QUOTED PASSAGE -
--
2.                  Acceptance by Grantee. The receipt of the Award is conditioned upon its acceptance by the Grantee in the space provided therefor at the end of this Agreement and the return of an executed copy of this Agreement to the Secretary of the Company no later than _______________. If the Grantee shall fail to return this executed Agreement by the due date, the Grantee’s Award shall be forfeited to the Company.

 

3.                  Share Delivery. The certificates representing the shares of Common Stock subject to the Award shall be issued in the Grantee’s name and shall be held by the Secretary of the Company and delivered to the Grantee if and when the shares of Common Stock vest pursuant to Section 7. At such time, the Secretary of the Company shall deliver promptly to the Grantee the certificate or certificates evidencing the shares that then become vested. Alternatively, in the discretion of the Committee, delivery of the Award shares will be by book-entry credit to an account in the Grantee’s name established by the Company with the Company’s transfer agent; provided that the Company shall, upon written request from the Grantee (or his estate or personal representative, as the case may be), issue certificates in the name of the Grantee (or his estate or personal representative) representing any vested Award shares.
--
SUPPLIED INFORMATION -

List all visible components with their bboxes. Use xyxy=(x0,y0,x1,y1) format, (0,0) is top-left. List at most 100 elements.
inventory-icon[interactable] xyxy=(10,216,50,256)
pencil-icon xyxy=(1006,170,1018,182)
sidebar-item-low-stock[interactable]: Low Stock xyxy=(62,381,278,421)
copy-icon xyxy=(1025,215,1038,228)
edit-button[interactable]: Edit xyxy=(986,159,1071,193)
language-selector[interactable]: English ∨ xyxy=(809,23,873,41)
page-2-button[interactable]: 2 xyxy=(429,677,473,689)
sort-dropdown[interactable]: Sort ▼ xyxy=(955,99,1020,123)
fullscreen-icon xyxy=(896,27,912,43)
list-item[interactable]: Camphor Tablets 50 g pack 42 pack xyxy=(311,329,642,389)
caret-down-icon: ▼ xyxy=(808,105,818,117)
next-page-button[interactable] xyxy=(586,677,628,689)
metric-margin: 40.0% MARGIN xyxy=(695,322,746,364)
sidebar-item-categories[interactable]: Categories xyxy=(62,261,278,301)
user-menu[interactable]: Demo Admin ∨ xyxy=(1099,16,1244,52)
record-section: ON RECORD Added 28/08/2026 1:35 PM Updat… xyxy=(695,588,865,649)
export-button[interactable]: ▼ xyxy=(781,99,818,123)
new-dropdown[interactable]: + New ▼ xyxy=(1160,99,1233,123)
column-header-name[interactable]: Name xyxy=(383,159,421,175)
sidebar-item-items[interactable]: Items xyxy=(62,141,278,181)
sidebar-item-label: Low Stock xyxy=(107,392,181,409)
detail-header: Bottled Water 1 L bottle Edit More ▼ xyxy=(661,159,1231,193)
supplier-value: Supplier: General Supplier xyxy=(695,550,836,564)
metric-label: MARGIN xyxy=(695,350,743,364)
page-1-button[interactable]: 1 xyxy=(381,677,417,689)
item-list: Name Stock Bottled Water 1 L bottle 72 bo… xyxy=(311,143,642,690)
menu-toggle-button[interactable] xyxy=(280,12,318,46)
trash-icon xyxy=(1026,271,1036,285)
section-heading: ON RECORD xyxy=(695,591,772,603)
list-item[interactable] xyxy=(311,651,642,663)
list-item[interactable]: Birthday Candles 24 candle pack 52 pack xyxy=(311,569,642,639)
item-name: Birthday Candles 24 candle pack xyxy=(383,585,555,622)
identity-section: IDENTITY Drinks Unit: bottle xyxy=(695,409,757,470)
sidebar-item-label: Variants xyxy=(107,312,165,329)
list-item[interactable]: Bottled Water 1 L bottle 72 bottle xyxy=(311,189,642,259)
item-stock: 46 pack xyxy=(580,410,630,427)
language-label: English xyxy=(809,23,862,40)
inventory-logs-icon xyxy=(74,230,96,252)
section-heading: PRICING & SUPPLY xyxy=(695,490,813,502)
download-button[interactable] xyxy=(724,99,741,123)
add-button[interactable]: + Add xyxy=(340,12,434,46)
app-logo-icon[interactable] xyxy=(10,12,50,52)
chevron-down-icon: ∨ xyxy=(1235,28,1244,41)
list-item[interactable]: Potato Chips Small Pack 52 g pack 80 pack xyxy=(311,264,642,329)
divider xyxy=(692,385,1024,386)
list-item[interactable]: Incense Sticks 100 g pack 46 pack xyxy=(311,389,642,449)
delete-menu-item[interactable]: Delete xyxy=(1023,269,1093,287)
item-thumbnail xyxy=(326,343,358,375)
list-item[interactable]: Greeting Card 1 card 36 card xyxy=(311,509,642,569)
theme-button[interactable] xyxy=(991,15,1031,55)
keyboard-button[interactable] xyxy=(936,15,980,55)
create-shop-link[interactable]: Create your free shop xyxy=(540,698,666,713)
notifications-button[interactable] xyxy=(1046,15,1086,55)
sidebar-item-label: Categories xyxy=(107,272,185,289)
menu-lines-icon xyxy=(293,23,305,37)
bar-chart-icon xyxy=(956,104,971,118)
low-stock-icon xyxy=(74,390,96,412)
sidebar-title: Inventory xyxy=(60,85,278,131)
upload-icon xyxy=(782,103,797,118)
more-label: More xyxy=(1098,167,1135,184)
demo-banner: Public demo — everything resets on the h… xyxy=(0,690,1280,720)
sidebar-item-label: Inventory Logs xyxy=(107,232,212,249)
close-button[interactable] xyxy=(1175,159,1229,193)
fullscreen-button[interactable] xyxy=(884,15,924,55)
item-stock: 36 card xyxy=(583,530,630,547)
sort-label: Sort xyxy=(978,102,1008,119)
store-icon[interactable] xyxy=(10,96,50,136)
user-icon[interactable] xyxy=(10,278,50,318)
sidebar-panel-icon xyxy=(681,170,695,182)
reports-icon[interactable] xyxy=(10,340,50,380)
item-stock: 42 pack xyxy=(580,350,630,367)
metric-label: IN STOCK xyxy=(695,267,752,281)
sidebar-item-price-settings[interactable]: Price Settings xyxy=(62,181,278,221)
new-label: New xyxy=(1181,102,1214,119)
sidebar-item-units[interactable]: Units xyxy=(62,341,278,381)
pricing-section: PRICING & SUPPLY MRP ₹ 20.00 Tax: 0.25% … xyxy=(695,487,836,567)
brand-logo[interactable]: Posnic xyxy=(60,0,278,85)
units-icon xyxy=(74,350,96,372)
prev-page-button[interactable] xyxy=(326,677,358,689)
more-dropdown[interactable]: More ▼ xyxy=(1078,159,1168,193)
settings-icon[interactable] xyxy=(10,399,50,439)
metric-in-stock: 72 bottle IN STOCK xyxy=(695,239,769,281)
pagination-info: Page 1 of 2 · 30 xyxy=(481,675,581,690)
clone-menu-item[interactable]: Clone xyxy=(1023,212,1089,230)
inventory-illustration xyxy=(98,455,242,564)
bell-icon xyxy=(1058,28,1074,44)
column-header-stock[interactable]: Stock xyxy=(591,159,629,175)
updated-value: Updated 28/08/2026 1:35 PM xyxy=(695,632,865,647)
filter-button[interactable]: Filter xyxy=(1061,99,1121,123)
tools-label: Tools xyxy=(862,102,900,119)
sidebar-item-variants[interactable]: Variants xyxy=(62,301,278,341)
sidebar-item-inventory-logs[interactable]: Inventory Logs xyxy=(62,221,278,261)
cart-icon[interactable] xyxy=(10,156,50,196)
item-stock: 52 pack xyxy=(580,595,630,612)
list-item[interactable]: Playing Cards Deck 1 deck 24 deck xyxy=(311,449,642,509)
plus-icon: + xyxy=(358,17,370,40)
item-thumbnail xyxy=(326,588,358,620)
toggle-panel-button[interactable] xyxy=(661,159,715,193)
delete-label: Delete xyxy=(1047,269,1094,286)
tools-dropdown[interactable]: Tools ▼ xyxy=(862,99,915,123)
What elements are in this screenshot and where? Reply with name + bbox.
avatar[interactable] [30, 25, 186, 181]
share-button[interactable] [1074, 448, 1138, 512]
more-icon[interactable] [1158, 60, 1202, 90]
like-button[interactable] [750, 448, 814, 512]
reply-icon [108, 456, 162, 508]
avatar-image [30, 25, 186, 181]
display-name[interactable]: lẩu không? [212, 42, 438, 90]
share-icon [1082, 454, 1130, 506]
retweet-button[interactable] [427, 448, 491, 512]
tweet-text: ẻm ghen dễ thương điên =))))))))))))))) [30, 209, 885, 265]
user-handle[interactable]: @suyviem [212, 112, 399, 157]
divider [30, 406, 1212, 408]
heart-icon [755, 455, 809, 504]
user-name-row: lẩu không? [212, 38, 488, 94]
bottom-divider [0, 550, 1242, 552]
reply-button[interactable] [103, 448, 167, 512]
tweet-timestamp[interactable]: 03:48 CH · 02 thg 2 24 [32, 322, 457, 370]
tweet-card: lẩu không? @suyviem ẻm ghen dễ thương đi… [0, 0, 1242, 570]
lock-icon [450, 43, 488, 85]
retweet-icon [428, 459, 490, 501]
--
GIVEN INSTRUCTION 1 - In the award agreement, why would the Grantee's Award be forfeited to the Company? Answer in one to three sentences.
GIVEN INSTRUCTION 2 - Please resume the award agreement from its last sentence.
You can complete this work without the records.

EXPECTED OUTPUT 1 - The Award would be forfeited because receiving it depends on the Grantee accepting it and returning an executed copy of the Agreement to the Secretary of the Company by the due date. If the Grantee fails to return the executed Agreement by that date, the Award is forfeited to the Company.

EXPECTED OUTPUT 2 -
 

4.                  Dividends. All dividends and other distributions payable with respect to the unvested Award shall be accrued by the Company and paid to the Grantee on the vesting date (if any) of the shares of Common Stock with respect to which the dividends have accrued.

 

5.                  Section 83(b) Election. The Grantee may make an election pursuant to Section 83(b) of the Internal Revenue Code (“Section 83(b)”) to recognize income with respect to the Award before it vests by filing an election with the Internal Revenue Service and providing a copy of that filing to the Secretary of the Company. The Grantee acknowledges that such election, if Recipient chooses to make it, must be filed within 30 days after the Date of Award set forth above. THE GRANTEE SHOULD CONSULT WITH HIS OR HER TAX ADVISOR TO DETERMINE THE TAX CONSEQUENCES OF ACQUIRING THE SHARES AND THE ADVANTAGES AND DISADVANTAGES OF FILING THE SECTION 83(b) ELECTION. THE GRANTEE ACKNOWLEDGES THAT IT IS THE SOLE RESPONSIBILITY OF THE GRANTEE, AND NOT THE COMPANY, TO FILE A TIMELY SECTION 83(b) ELECTION SHOULD THE GRANTEE, AFTER CONSULTING WITH HIS OR HER TAX ADVISOR, DECIDE TO MAKE ONE.

 

 

 

6.                  Nontransferability. Except as set forth in Section 12 of the Plan, none of the shares of Common Stock subject to the Award shall be sold, assigned, pledged, encumbered or otherwise transferred, voluntarily or involuntarily, until such shares vest in accordance with Section 7.

 

7.                  Vesting.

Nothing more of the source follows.